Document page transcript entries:
▶

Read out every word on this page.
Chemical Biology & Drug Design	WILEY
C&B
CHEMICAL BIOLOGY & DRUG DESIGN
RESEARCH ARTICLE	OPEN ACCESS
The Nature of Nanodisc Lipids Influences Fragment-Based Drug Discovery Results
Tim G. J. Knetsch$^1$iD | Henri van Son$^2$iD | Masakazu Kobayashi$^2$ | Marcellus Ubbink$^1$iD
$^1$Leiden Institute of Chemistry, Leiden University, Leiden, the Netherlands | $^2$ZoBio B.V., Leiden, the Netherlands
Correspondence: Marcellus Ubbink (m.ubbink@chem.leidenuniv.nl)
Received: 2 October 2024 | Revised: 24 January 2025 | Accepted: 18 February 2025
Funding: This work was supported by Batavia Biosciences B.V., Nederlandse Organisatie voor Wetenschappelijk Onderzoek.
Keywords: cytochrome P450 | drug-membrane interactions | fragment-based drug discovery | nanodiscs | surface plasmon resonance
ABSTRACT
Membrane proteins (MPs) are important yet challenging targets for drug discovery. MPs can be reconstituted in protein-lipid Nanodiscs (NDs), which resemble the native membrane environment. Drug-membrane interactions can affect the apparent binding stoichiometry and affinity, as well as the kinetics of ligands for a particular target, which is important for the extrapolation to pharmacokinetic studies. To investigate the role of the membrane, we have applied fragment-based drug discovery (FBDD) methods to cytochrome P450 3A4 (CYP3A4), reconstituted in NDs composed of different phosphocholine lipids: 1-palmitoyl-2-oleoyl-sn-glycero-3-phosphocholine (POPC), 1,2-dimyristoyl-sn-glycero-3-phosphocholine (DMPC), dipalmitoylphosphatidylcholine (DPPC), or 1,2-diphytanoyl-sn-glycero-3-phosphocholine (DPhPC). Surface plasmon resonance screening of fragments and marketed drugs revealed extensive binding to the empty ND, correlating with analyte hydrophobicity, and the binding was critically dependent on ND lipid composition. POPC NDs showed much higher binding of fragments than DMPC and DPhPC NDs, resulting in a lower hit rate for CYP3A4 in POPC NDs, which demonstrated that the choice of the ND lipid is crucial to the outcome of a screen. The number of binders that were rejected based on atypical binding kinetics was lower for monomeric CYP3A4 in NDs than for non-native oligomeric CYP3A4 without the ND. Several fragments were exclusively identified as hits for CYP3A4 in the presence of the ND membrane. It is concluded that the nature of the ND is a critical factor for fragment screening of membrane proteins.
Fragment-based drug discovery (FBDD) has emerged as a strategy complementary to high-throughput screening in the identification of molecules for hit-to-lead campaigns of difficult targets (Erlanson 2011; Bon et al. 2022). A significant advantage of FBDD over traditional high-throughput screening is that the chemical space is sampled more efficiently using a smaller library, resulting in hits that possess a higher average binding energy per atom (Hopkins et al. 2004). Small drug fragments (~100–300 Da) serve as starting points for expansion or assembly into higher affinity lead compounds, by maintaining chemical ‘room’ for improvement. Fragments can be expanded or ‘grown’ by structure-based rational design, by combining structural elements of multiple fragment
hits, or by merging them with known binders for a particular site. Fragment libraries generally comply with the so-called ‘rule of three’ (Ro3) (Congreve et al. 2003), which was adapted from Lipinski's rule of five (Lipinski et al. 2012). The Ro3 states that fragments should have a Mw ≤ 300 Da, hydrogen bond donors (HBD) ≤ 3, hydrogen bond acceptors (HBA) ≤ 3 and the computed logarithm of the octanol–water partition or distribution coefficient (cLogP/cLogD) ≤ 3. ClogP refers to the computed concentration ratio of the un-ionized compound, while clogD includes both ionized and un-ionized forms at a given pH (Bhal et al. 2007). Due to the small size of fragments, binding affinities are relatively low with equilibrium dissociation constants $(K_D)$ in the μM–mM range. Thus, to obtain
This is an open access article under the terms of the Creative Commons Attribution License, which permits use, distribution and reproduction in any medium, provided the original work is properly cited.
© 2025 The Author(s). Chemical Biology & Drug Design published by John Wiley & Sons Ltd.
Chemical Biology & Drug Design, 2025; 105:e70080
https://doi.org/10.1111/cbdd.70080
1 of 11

◀

About this task: Above are some records. Print them all exactly.

Task output:
Read out every word on this page.
Chemical Biology & Drug Design	WILEY
C&B
CHEMICAL BIOLOGY & DRUG DESIGN
RESEARCH ARTICLE	OPEN ACCESS
The Nature of Nanodisc Lipids Influences Fragment-Based Drug Discovery Results
Tim G. J. Knetsch$^1$iD | Henri van Son$^2$iD | Masakazu Kobayashi$^2$ | Marcellus Ubbink$^1$iD
$^1$Leiden Institute of Chemistry, Leiden University, Leiden, the Netherlands | $^2$ZoBio B.V., Leiden, the Netherlands
Correspondence: Marcellus Ubbink (m.ubbink@chem.leidenuniv.nl)
Received: 2 October 2024 | Revised: 24 January 2025 | Accepted: 18 February 2025
Funding: This work was supported by Batavia Biosciences B.V., Nederlandse Organisatie voor Wetenschappelijk Onderzoek.
Keywords: cytochrome P450 | drug-membrane interactions | fragment-based drug discovery | nanodiscs | surface plasmon resonance
ABSTRACT
Membrane proteins (MPs) are important yet challenging targets for drug discovery. MPs can be reconstituted in protein-lipid Nanodiscs (NDs), which resemble the native membrane environment. Drug-membrane interactions can affect the apparent binding stoichiometry and affinity, as well as the kinetics of ligands for a particular target, which is important for the extrapolation to pharmacokinetic studies. To investigate the role of the membrane, we have applied fragment-based drug discovery (FBDD) methods to cytochrome P450 3A4 (CYP3A4), reconstituted in NDs composed of different phosphocholine lipids: 1-palmitoyl-2-oleoyl-sn-glycero-3-phosphocholine (POPC), 1,2-dimyristoyl-sn-glycero-3-phosphocholine (DMPC), dipalmitoylphosphatidylcholine (DPPC), or 1,2-diphytanoyl-sn-glycero-3-phosphocholine (DPhPC). Surface plasmon resonance screening of fragments and marketed drugs revealed extensive binding to the empty ND, correlating with analyte hydrophobicity, and the binding was critically dependent on ND lipid composition. POPC NDs showed much higher binding of fragments than DMPC and DPhPC NDs, resulting in a lower hit rate for CYP3A4 in POPC NDs, which demonstrated that the choice of the ND lipid is crucial to the outcome of a screen. The number of binders that were rejected based on atypical binding kinetics was lower for monomeric CYP3A4 in NDs than for non-native oligomeric CYP3A4 without the ND. Several fragments were exclusively identified as hits for CYP3A4 in the presence of the ND membrane. It is concluded that the nature of the ND is a critical factor for fragment screening of membrane proteins.
Fragment-based drug discovery (FBDD) has emerged as a strategy complementary to high-throughput screening in the identification of molecules for hit-to-lead campaigns of difficult targets (Erlanson 2011; Bon et al. 2022). A significant advantage of FBDD over traditional high-throughput screening is that the chemical space is sampled more efficiently using a smaller library, resulting in hits that possess a higher average binding energy per atom (Hopkins et al. 2004). Small drug fragments (~100–300 Da) serve as starting points for expansion or assembly into higher affinity lead compounds, by maintaining chemical ‘room’ for improvement. Fragments can be expanded or ‘grown’ by structure-based rational design, by combining structural elements of multiple fragment
hits, or by merging them with known binders for a particular site. Fragment libraries generally comply with the so-called ‘rule of three’ (Ro3) (Congreve et al. 2003), which was adapted from Lipinski's rule of five (Lipinski et al. 2012). The Ro3 states that fragments should have a Mw ≤ 300 Da, hydrogen bond donors (HBD) ≤ 3, hydrogen bond acceptors (HBA) ≤ 3 and the computed logarithm of the octanol–water partition or distribution coefficient (cLogP/cLogD) ≤ 3. ClogP refers to the computed concentration ratio of the un-ionized compound, while clogD includes both ionized and un-ionized forms at a given pH (Bhal et al. 2007). Due to the small size of fragments, binding affinities are relatively low with equilibrium dissociation constants $(K_D)$ in the μM–mM range. Thus, to obtain
This is an open access article under the terms of the Creative Commons Attribution License, which permits use, distribution and reproduction in any medium, provided the original work is properly cited.
© 2025 The Author(s). Chemical Biology & Drug Design published by John Wiley & Sons Ltd.
Chemical Biology & Drug Design, 2025; 105:e70080
https://doi.org/10.1111/cbdd.70080
1 of 11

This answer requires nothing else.